• Entries:
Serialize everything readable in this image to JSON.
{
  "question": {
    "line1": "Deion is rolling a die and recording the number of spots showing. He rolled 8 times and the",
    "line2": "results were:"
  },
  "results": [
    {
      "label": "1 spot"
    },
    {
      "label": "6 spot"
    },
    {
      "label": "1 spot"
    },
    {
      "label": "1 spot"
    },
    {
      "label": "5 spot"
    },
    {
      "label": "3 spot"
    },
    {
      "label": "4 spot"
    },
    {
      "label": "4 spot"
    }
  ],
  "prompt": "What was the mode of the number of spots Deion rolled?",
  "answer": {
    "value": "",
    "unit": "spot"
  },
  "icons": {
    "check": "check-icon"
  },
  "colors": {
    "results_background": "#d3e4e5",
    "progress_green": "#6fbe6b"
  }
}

• Exercise task:
Reproduce each line of the entries in which the word "number" is found.

• Full response:
    "line1": "Deion is rolling a die and recording the number of spots showing. He rolled 8 times and the",
  "prompt": "What was the mode of the number of spots Deion rolled?",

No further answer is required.